Start of Excerpt
Monday, June 1, 2026

Becky Hilliker and Yeats (from Ephemera: Beginning the Work)


Connecting Ephemera with anything after Modernism (but before what I call Neo-Romanticism) is a strain. The chiasmus between Ephemera and the cinema moves the piece hesitantly, delicately towards post-modernity. But the deep-seated pathos, elegiac tone, and straightforward, linear narrativity of Ephemera (linear narrativity not precluding innovation on other formal and thematic levels) all chafe against the sardonic, ironic, corrosive, and yet ultimately heartless heart of post-modernity. Indeed, putting Ephemera on the hot-seat next to ordained post-modern products is a pointless exercise. With The Prelude and The Waste Land there is a point; by The Emperor of Ice Cream (as illustrative), there is none. Not to mention other American junk-heaps like Black Mountain and San Francisco Renaissance. Let’s skip, if we shall, to the Aughts in America, and the beginning of more action (live action) more germane. I have, in a manner of speaking, affixed to the many female artists of the Aughts (American stripe) to develop a new post-feministic mold or prototype they all happen to fit. There she stands before us, if you will: the Creatrix. As I have adumbrated the Creatrix-as-construct, and the entire formulation as a subset of Neo-Romanticism, the Creatrix feeds, as post-modernity did not (neither do multi-culturalism and academic feminism), on narratives of form and passion, delivered from stances of settled self-sufficiency. Grandstanding, proselytizing, or playing to a perceived crowd is thus eschewed.  Narratives connotate stories represented in a discernible way. Form and passion remain self-explanatory. An interesting narrative, as in Ephemera, is then accredited with a sense of innovation. Forms rendered interestingly, also innovation. Entropy into incomprehensibility, nothing. Formless forays into the obviously anti-aesthetic, also nothing.

So, about this live action I have been promising. The locale happens, interestingly, to be New England, and the name of the writer is Rebecca Hilliker. Let’s take a look at Catch, and discern if we might how conventional textual tactics can be made to serve innovative ends:

The wind turns the water into an animal
and the boat rides the back of swells,
bucking wetly.
My legs absorb the push and pull,
thinking only of the fish,
sleek and dripping on the line,
neon green parachute ballooning
from its mouth.

I arch my back
and the rod dives.
The fish lifts, slimy as an egg,
spinning like a ballerina
on a silver thread,
its marble eye mute,
fixed on white.

How many times
did you find this world,
blinded, terrified?
There are hands on you
and pliers in your mouth,
metallic, blood-washed.
End of Excerpt
— Work order —
In the post about Ephemera, what is the title of the Rebecca Hilliker poem that is quoted? The items after this text have nothing to do with the task.
Start of Records shown
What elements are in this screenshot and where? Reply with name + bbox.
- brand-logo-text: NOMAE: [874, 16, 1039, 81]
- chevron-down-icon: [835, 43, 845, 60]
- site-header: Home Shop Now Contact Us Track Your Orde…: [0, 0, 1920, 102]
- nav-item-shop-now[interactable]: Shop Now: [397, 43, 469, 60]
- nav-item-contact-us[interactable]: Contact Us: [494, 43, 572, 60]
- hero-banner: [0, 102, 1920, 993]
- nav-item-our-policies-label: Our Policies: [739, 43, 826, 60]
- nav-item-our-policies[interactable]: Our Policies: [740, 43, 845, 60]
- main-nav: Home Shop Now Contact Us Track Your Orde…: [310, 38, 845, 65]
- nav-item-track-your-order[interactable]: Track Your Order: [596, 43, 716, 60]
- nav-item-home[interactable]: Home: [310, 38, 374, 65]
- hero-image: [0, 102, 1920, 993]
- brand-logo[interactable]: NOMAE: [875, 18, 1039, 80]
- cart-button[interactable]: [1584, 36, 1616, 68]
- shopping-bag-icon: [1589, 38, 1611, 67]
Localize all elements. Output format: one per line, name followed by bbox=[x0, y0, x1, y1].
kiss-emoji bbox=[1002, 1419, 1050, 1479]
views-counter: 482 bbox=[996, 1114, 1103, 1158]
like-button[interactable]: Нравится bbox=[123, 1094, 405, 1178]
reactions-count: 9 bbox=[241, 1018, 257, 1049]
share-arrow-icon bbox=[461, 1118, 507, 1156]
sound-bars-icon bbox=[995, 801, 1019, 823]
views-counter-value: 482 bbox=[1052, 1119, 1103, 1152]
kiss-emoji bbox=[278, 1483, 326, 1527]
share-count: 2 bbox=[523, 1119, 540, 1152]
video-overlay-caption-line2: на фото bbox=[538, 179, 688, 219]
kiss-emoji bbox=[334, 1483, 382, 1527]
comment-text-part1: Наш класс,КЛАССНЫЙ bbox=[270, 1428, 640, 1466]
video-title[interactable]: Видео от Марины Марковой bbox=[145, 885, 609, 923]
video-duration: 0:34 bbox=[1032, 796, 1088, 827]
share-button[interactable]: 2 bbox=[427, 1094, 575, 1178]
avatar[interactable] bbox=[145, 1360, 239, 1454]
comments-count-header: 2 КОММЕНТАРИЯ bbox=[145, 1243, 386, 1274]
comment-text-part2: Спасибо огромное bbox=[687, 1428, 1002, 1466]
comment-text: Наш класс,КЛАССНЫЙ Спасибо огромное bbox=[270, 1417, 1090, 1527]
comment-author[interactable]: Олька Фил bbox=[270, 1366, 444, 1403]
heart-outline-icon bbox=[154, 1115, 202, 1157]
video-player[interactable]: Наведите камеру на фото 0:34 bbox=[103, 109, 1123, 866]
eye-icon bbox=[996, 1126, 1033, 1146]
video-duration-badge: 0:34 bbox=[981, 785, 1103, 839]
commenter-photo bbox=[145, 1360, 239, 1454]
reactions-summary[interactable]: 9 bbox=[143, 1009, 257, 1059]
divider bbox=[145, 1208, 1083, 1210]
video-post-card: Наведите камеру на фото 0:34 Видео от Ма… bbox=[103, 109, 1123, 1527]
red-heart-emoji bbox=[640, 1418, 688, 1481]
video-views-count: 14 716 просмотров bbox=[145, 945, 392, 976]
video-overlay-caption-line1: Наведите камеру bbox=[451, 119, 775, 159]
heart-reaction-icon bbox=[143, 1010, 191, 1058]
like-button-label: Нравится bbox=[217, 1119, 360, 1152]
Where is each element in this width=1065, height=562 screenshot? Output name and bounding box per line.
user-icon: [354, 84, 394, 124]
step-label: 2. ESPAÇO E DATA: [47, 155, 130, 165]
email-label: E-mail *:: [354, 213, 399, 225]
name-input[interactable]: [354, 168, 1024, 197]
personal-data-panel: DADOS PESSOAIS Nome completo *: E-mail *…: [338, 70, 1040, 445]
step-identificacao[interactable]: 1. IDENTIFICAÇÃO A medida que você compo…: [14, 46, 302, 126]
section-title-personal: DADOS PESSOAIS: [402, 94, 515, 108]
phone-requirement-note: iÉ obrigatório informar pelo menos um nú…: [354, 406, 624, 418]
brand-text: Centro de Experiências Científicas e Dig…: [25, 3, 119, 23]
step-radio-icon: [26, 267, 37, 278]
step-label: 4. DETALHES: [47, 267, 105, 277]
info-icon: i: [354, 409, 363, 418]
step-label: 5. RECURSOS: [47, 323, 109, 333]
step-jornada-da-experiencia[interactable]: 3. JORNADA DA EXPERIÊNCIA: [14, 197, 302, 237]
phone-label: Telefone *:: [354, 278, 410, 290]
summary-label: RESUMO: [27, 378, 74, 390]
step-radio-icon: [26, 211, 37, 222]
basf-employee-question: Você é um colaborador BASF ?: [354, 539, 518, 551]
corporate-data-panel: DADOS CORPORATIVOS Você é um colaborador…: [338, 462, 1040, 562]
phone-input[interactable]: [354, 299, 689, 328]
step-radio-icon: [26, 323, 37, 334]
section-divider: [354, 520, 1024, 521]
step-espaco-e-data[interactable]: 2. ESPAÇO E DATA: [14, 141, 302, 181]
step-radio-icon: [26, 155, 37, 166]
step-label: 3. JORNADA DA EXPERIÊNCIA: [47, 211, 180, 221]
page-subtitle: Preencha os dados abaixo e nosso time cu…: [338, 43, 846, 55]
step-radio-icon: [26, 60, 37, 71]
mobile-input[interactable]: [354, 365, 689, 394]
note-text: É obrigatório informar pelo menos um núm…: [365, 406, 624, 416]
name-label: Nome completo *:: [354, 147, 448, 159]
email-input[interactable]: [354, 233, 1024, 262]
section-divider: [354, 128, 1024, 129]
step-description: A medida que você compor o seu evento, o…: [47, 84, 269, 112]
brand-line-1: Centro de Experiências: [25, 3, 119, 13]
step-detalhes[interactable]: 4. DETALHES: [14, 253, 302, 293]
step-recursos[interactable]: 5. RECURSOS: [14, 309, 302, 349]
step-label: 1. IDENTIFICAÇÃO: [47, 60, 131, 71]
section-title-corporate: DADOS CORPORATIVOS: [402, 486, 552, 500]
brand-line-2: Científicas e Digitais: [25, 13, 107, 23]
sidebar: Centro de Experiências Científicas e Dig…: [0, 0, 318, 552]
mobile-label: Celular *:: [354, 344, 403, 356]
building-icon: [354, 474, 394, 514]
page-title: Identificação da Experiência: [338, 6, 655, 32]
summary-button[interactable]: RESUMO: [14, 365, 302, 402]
End of Records shown
— Result below —
Catch